(Your goal)
Write out the listing below exactly, and omit any images you find in it.

(Records for the exercise)
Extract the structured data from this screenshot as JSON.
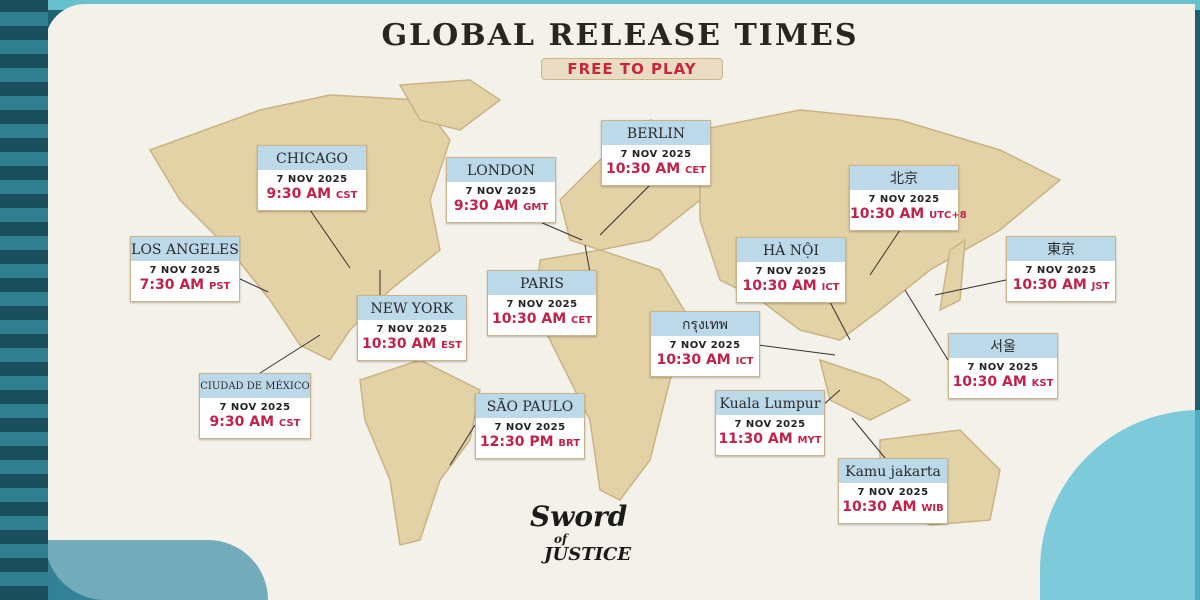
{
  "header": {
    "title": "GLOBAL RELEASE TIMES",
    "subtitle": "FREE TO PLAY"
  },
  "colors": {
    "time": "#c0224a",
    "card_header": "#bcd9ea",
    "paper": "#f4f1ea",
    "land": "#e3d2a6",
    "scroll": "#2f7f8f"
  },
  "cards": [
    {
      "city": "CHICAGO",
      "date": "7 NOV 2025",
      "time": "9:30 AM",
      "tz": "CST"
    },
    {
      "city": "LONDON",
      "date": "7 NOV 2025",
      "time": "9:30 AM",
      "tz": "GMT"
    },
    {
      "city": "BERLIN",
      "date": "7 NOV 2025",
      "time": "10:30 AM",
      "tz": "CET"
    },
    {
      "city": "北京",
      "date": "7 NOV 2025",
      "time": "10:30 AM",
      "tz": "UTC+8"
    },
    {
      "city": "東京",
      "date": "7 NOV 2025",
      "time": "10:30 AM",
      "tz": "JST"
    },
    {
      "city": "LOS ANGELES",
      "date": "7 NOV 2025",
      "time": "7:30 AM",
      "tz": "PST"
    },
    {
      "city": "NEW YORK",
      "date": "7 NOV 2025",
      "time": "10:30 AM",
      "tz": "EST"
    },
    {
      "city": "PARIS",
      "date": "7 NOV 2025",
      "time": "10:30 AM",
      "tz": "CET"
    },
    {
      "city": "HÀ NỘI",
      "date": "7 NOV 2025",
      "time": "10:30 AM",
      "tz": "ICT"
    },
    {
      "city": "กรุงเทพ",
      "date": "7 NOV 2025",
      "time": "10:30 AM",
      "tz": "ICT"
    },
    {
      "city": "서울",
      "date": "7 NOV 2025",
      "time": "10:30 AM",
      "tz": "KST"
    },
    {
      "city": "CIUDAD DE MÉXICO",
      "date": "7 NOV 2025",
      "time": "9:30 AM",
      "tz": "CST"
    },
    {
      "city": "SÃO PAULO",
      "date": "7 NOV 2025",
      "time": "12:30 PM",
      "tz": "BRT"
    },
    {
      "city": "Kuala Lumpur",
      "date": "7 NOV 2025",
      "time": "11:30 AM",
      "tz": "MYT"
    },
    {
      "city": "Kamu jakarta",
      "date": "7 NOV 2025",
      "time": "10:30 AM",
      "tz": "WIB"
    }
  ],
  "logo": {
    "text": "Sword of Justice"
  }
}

(Complete output)
Extract the structured data from this screenshot as JSON.
{
  "header": {
    "title": "GLOBAL RELEASE TIMES",
    "subtitle": "FREE TO PLAY"
  },
  "colors": {
    "time": "#c0224a",
    "card_header": "#bcd9ea",
    "paper": "#f4f1ea",
    "land": "#e3d2a6",
    "scroll": "#2f7f8f"
  },
  "cards": [
    {
      "city": "CHICAGO",
      "date": "7 NOV 2025",
      "time": "9:30 AM",
      "tz": "CST"
    },
    {
      "city": "LONDON",
      "date": "7 NOV 2025",
      "time": "9:30 AM",
      "tz": "GMT"
    },
    {
      "city": "BERLIN",
      "date": "7 NOV 2025",
      "time": "10:30 AM",
      "tz": "CET"
    },
    {
      "city": "北京",
      "date": "7 NOV 2025",
      "time": "10:30 AM",
      "tz": "UTC+8"
    },
    {
      "city": "東京",
      "date": "7 NOV 2025",
      "time": "10:30 AM",
      "tz": "JST"
    },
    {
      "city": "LOS ANGELES",
      "date": "7 NOV 2025",
      "time": "7:30 AM",
      "tz": "PST"
    },
    {
      "city": "NEW YORK",
      "date": "7 NOV 2025",
      "time": "10:30 AM",
      "tz": "EST"
    },
    {
      "city": "PARIS",
      "date": "7 NOV 2025",
      "time": "10:30 AM",
      "tz": "CET"
    },
    {
      "city": "HÀ NỘI",
      "date": "7 NOV 2025",
      "time": "10:30 AM",
      "tz": "ICT"
    },
    {
      "city": "กรุงเทพ",
      "date": "7 NOV 2025",
      "time": "10:30 AM",
      "tz": "ICT"
    },
    {
      "city": "서울",
      "date": "7 NOV 2025",
      "time": "10:30 AM",
      "tz": "KST"
    },
    {
      "city": "CIUDAD DE MÉXICO",
      "date": "7 NOV 2025",
      "time": "9:30 AM",
      "tz": "CST"
    },
    {
      "city": "SÃO PAULO",
      "date": "7 NOV 2025",
      "time": "12:30 PM",
      "tz": "BRT"
    },
    {
      "city": "Kuala Lumpur",
      "date": "7 NOV 2025",
      "time": "11:30 AM",
      "tz": "MYT"
    },
    {
      "city": "Kamu jakarta",
      "date": "7 NOV 2025",
      "time": "10:30 AM",
      "tz": "WIB"
    }
  ],
  "logo": {
    "text": "Sword of Justice"
  }
}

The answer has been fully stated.